>> start LISTING
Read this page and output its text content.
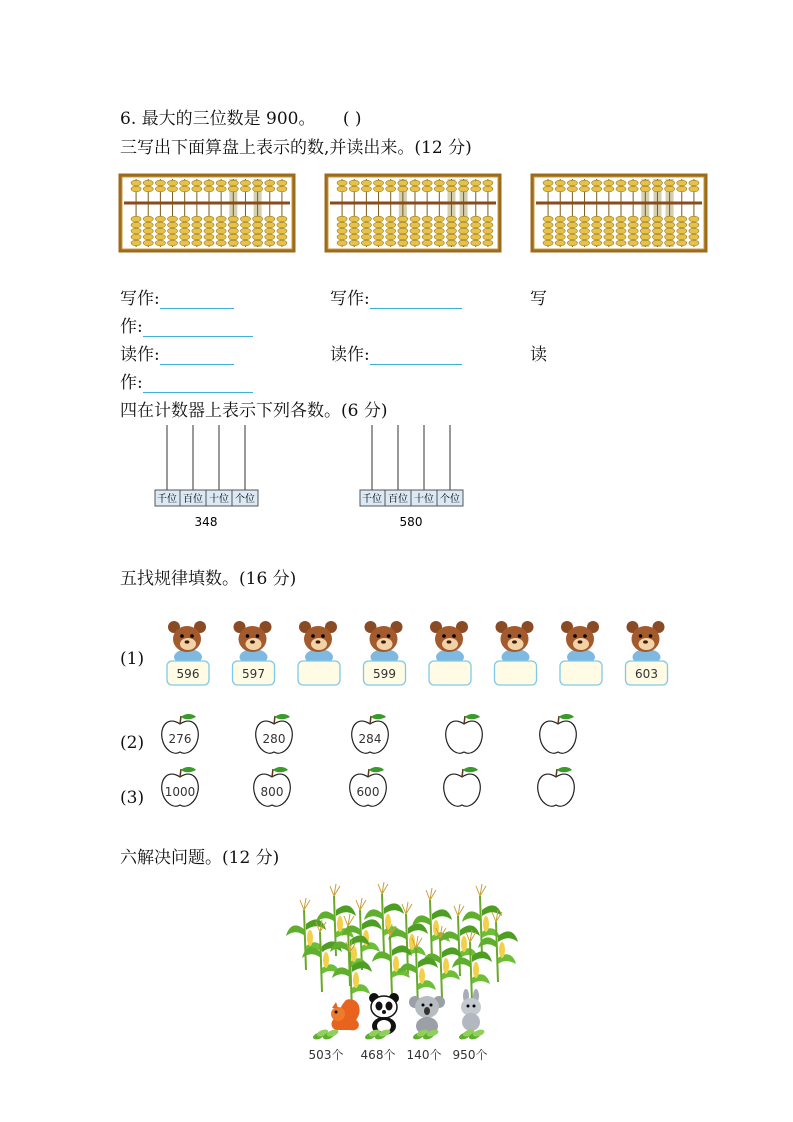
6. 最大的三位数是 900。 ( )
三写出下面算盘上表示的数,并读出来。(12 分)
写作:	写作:	写
作:
读作:	读作:	读
作:
四在计数器上表示下列各数。(6 分)
千位 百位 十位 个位
348
千位 百位 十位 个位
580
五找规律填数。(16 分)
(1)
596	597	599	603
(2) 276	280	284
(3) 1000	800	600
六解决问题。(12 分)
503个 468个 140个 950个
>> end LISTING
**REQUIREMENTS**
Pictures are excluded; output everything else in the data verbatim.

**RESULT**
Read this page and output its text content.
6. 最大的三位数是 900。 ( )
三写出下面算盘上表示的数,并读出来。(12 分)
写作:	写作:	写
作:
读作:	读作:	读
作:
四在计数器上表示下列各数。(6 分)
千位 百位 十位 个位
348
千位 百位 十位 个位
580
五找规律填数。(16 分)
(1)
596	597	599	603
(2) 276	280	284
(3) 1000	800	600
六解决问题。(12 分)
503个 468个 140个 950个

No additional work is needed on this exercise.